**Short problem:**
Your task is to copy each line that has the word "人力资源".

---

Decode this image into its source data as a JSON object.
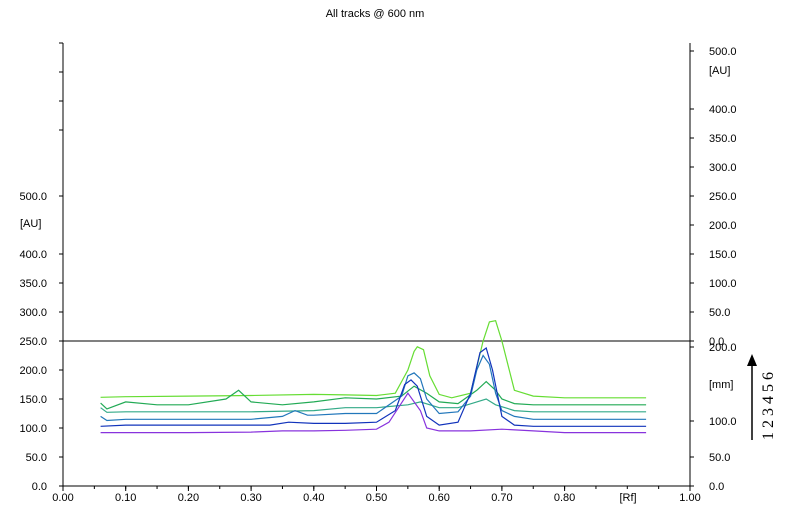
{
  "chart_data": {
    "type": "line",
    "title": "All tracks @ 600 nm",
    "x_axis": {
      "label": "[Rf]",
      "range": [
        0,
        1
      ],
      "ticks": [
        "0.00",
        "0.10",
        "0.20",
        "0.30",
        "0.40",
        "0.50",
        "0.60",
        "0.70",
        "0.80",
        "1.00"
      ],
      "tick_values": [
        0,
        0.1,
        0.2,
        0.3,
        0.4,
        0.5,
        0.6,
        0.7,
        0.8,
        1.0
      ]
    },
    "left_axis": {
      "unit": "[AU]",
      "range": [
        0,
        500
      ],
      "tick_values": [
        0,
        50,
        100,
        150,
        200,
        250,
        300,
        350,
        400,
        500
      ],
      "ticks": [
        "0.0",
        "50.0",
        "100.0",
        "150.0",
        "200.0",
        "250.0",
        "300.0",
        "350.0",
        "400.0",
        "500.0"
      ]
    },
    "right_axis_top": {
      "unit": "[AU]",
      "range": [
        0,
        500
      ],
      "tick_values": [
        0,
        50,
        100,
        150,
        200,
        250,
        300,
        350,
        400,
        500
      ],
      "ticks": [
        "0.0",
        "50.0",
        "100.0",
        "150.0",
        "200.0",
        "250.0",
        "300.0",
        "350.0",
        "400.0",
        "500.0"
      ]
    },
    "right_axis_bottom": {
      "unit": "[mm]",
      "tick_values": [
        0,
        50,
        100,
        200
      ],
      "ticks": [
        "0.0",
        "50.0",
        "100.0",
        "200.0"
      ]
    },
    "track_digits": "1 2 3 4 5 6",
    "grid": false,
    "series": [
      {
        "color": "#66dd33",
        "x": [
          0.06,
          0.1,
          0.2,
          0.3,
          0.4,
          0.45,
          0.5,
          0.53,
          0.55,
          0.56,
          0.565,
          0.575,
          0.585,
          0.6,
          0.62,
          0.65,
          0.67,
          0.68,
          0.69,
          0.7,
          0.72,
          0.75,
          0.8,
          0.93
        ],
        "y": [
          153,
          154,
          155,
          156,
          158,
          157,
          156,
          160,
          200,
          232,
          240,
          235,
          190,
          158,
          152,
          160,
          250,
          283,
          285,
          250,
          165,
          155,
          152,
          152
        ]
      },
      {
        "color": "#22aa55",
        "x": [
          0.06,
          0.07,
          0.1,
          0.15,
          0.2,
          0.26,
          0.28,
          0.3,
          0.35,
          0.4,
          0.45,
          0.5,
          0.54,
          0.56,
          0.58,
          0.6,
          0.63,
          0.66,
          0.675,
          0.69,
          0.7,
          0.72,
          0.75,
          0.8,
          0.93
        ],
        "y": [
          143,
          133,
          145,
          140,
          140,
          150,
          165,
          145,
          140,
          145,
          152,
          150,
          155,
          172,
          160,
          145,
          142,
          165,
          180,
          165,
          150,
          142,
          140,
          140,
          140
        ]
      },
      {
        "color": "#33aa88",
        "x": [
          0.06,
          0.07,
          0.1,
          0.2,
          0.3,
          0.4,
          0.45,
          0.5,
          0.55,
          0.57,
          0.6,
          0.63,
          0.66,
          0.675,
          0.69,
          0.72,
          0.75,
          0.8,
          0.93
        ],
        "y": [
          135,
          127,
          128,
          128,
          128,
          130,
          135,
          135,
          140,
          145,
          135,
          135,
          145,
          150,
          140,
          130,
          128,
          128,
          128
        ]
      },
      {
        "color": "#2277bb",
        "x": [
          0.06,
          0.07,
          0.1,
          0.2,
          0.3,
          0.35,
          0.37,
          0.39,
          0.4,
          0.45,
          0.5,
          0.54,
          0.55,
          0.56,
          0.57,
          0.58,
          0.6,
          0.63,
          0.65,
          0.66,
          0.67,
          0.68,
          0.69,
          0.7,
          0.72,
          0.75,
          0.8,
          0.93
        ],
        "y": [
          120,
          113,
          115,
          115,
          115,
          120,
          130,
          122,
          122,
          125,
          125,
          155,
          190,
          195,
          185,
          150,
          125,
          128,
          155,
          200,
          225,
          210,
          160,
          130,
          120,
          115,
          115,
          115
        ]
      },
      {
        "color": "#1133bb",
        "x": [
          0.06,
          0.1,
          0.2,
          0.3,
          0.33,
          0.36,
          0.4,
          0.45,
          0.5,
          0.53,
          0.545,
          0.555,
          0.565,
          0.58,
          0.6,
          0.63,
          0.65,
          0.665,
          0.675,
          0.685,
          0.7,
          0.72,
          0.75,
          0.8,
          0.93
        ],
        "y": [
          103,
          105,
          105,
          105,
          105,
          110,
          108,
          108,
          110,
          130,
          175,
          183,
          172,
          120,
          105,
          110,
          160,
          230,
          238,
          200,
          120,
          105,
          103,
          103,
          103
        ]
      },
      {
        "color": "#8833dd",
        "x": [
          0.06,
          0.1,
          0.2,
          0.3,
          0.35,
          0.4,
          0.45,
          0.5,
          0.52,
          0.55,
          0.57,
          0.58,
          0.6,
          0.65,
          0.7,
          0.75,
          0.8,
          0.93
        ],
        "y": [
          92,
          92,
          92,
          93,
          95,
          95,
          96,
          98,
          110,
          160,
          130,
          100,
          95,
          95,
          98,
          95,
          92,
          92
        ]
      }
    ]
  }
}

---

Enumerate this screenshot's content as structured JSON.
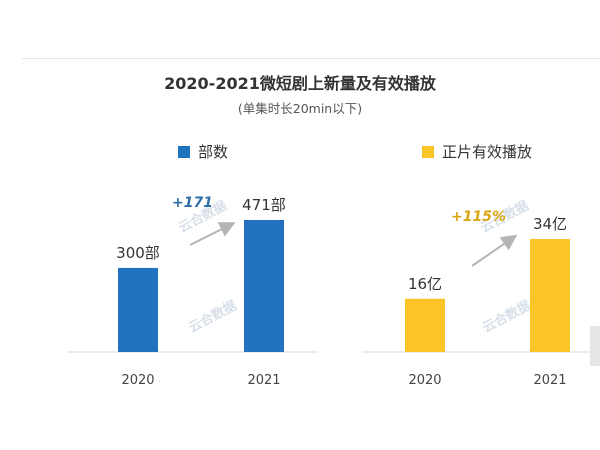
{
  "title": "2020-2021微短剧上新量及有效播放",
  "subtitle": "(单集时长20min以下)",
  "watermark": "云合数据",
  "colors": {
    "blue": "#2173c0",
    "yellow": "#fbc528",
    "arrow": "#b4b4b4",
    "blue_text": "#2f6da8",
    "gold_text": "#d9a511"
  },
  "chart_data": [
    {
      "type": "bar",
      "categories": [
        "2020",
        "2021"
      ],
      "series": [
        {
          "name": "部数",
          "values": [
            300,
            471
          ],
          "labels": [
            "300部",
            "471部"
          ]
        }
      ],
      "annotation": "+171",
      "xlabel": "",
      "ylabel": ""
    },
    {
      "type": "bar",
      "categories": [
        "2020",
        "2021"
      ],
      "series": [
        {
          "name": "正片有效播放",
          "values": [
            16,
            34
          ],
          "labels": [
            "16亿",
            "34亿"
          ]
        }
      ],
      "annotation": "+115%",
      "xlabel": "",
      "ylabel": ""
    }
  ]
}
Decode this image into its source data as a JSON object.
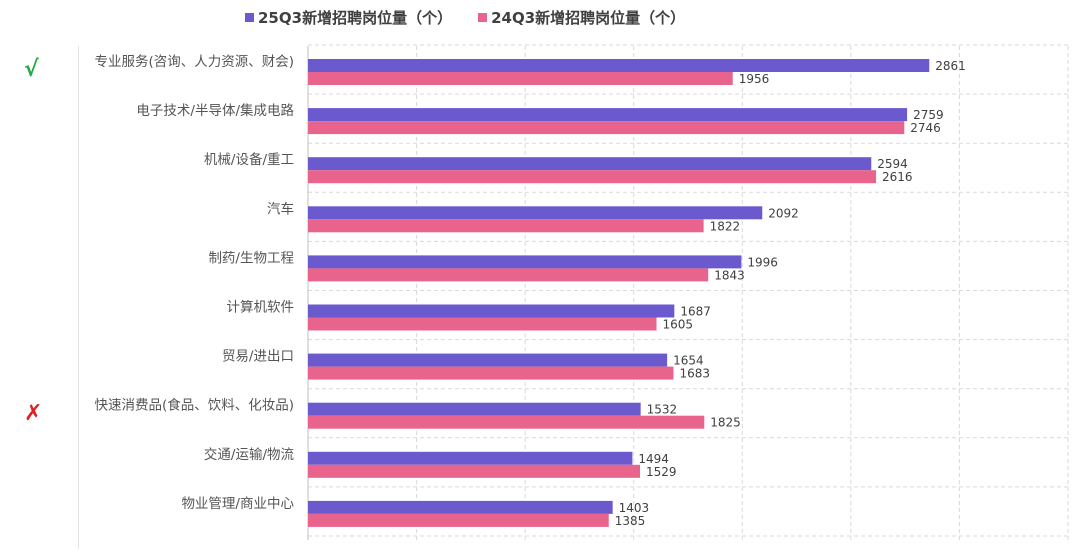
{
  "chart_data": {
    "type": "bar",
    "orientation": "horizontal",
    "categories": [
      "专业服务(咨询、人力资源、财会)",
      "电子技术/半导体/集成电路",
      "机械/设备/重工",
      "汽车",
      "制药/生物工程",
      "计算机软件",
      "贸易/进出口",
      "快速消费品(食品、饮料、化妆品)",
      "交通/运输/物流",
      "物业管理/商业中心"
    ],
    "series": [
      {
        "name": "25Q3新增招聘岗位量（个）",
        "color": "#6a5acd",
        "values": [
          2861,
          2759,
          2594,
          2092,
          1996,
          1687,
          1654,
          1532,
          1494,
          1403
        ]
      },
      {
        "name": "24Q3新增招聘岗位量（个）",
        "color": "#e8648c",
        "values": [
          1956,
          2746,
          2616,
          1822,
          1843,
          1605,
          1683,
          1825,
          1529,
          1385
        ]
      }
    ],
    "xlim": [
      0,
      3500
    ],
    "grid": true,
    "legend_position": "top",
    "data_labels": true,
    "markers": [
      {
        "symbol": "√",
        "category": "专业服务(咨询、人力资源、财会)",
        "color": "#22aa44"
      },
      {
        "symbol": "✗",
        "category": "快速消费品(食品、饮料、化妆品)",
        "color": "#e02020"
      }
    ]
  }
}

---

**Task solution:**
      "专业服务(咨询、人力资源、财会)",
        "category": "专业服务(咨询、人力资源、财会)",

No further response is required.